### Task directions
Each entry below is to be extracted exactly.

··· Material supplied

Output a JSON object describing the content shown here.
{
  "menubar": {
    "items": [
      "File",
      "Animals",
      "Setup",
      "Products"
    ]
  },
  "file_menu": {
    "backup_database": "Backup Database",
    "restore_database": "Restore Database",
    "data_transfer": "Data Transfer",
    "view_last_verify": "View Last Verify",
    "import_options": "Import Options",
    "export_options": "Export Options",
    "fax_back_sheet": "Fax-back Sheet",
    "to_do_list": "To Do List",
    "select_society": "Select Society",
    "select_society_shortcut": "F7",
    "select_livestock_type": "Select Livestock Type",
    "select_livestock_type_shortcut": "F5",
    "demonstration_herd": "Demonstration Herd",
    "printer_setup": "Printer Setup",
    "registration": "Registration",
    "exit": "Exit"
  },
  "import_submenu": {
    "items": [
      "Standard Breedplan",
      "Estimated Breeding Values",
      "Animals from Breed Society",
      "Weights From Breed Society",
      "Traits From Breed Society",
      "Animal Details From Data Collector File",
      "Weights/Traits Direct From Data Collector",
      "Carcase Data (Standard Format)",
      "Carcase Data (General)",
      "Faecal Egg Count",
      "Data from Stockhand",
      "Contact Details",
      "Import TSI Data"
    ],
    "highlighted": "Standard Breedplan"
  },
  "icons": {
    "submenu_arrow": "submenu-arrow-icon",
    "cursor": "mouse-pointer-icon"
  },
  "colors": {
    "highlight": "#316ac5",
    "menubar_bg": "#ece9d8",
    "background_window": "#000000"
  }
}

······

### Correct result
Output a JSON object describing the content shown here.
{
  "menubar": {
    "items": [
      "File",
      "Animals",
      "Setup",
      "Products"
    ]
  },
  "file_menu": {
    "backup_database": "Backup Database",
    "restore_database": "Restore Database",
    "data_transfer": "Data Transfer",
    "view_last_verify": "View Last Verify",
    "import_options": "Import Options",
    "export_options": "Export Options",
    "fax_back_sheet": "Fax-back Sheet",
    "to_do_list": "To Do List",
    "select_society": "Select Society",
    "select_society_shortcut": "F7",
    "select_livestock_type": "Select Livestock Type",
    "select_livestock_type_shortcut": "F5",
    "demonstration_herd": "Demonstration Herd",
    "printer_setup": "Printer Setup",
    "registration": "Registration",
    "exit": "Exit"
  },
  "import_submenu": {
    "items": [
      "Standard Breedplan",
      "Estimated Breeding Values",
      "Animals from Breed Society",
      "Weights From Breed Society",
      "Traits From Breed Society",
      "Animal Details From Data Collector File",
      "Weights/Traits Direct From Data Collector",
      "Carcase Data (Standard Format)",
      "Carcase Data (General)",
      "Faecal Egg Count",
      "Data from Stockhand",
      "Contact Details",
      "Import TSI Data"
    ],
    "highlighted": "Standard Breedplan"
  },
  "icons": {
    "submenu_arrow": "submenu-arrow-icon",
    "cursor": "mouse-pointer-icon"
  },
  "colors": {
    "highlight": "#316ac5",
    "menubar_bg": "#ece9d8",
    "background_window": "#000000"
  }
}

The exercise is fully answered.